-- Begin RECORDS FOR THE EXERCISE --

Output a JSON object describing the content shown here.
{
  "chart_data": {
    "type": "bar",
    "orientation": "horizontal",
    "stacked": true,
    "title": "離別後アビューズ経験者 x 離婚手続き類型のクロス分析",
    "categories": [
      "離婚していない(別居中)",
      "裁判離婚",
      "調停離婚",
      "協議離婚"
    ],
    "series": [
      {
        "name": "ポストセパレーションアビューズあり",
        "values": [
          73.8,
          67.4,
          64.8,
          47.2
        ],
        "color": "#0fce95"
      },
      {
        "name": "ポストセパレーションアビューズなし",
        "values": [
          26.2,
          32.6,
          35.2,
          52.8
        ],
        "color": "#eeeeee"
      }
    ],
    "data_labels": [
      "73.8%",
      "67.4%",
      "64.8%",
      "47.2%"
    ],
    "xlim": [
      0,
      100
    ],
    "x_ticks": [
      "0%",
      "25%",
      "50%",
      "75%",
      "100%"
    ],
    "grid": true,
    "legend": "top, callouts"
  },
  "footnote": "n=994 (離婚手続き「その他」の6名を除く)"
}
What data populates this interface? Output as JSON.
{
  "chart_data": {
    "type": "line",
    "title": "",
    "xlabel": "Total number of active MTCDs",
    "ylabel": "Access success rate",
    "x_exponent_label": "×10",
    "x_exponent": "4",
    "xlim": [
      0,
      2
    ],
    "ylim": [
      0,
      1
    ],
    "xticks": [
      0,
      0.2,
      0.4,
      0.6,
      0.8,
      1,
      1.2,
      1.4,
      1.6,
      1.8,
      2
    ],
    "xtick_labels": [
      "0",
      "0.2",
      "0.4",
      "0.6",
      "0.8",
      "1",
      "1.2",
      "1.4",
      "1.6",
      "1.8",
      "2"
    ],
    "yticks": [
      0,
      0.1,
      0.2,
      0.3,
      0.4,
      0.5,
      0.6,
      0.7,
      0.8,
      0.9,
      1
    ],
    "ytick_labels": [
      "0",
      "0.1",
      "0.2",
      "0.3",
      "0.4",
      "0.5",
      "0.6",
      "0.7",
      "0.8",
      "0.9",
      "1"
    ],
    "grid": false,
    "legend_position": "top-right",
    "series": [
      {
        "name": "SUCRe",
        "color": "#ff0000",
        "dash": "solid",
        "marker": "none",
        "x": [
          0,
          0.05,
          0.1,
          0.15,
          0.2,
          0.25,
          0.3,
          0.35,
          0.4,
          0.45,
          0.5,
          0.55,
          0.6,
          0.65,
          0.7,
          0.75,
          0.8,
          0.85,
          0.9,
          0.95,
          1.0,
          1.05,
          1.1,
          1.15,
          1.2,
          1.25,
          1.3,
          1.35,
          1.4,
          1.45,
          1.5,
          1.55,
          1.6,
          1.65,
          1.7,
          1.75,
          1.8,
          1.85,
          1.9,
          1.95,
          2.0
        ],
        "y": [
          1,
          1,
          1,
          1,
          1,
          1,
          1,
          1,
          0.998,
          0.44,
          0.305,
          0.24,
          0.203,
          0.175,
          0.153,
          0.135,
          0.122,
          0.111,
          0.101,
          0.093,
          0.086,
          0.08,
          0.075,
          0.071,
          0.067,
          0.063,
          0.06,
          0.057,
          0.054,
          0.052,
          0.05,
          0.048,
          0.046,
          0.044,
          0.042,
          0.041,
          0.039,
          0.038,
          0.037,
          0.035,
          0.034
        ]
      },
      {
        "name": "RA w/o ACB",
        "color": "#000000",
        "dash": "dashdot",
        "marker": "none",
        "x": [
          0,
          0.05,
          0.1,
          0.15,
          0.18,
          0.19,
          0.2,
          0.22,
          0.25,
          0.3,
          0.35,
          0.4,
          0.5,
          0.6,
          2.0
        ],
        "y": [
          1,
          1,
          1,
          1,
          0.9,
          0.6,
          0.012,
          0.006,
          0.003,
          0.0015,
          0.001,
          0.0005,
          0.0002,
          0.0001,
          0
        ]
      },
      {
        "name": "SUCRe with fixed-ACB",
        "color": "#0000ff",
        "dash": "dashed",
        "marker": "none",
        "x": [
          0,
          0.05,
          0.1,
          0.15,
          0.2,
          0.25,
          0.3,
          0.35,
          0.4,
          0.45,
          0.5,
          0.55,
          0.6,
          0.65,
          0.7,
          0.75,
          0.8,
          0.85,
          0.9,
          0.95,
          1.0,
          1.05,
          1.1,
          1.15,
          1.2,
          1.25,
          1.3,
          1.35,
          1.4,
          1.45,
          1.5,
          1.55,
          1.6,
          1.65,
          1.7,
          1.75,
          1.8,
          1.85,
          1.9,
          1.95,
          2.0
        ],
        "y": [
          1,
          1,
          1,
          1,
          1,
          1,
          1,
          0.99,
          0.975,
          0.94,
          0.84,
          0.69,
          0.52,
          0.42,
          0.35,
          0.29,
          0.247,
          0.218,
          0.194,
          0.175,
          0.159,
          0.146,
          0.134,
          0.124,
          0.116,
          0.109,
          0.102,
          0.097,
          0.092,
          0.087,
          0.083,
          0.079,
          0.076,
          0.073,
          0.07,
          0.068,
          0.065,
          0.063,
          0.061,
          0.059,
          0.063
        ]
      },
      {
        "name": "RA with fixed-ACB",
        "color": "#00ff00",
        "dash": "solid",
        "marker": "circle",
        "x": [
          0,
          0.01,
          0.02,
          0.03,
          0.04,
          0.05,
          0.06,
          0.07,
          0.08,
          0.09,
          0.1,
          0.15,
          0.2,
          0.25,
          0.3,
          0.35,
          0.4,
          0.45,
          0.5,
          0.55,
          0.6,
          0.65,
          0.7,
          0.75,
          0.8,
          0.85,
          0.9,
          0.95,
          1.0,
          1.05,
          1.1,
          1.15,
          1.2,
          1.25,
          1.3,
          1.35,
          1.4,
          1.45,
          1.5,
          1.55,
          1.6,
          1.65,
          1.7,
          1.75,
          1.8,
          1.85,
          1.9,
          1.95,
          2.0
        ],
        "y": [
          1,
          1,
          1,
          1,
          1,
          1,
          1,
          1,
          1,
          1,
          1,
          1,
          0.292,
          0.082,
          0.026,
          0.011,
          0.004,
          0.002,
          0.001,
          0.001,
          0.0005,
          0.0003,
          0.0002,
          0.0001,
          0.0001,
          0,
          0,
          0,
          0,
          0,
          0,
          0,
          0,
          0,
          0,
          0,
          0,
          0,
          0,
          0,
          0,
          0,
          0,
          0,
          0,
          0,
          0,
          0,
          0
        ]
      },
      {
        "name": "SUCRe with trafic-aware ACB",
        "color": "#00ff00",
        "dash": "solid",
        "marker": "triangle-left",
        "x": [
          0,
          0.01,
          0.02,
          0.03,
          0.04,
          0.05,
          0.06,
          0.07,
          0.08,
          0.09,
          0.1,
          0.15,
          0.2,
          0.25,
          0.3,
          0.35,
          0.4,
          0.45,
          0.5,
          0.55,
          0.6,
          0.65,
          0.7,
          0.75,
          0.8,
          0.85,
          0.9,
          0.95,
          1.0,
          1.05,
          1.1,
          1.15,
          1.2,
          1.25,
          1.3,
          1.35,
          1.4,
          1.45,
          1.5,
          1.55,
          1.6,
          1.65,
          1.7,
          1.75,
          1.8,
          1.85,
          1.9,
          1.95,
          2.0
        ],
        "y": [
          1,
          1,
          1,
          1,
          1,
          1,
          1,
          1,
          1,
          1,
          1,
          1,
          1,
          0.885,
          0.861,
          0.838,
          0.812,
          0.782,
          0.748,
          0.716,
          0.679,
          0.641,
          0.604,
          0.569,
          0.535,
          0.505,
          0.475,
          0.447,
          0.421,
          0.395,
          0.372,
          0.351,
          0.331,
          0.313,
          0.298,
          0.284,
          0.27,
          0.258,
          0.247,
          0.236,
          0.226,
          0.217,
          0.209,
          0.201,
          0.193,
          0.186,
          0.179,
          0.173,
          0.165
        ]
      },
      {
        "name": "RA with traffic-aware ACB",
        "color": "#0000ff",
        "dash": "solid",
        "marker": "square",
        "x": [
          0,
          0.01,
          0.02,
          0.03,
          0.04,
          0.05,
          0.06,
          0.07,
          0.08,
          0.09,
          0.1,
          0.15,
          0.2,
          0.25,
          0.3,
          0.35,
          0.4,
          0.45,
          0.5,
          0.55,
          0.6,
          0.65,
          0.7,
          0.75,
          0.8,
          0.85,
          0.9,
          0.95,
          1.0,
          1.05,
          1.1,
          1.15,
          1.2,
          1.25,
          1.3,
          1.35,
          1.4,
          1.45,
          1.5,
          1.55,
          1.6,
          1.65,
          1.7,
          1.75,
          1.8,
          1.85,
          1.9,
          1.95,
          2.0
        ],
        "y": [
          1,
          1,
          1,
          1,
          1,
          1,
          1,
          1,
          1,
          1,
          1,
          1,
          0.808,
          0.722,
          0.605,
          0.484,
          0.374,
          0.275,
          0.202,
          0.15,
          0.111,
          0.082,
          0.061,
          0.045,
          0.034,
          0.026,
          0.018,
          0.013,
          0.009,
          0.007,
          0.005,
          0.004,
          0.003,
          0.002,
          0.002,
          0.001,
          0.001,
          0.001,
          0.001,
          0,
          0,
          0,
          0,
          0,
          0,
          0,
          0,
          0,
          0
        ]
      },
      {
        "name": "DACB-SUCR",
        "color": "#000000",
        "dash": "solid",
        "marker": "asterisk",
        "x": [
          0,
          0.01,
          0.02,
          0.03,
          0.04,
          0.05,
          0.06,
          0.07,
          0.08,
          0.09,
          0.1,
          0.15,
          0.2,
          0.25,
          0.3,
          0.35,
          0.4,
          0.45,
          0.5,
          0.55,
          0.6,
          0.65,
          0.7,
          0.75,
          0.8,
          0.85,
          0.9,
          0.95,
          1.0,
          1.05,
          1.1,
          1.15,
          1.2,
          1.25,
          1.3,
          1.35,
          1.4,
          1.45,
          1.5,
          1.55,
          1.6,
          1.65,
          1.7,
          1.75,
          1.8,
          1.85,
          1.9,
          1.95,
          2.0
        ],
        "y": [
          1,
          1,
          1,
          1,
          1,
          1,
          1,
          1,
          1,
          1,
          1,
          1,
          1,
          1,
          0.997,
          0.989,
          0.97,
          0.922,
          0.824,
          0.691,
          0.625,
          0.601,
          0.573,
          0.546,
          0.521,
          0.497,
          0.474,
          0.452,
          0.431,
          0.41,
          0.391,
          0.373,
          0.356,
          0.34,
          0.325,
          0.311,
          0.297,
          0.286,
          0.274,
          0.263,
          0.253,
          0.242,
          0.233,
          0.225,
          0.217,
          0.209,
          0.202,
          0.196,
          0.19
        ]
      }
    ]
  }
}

-- End RECORDS FOR THE EXERCISE --

- STATED PROBLEM: Copy out every line of the data that includes the word "marker".

- WRITTEN SOLUTION:
        "marker": "none",
        "marker": "none",
        "marker": "none",
        "marker": "circle",
        "marker": "triangle-left",
        "marker": "square",
        "marker": "asterisk",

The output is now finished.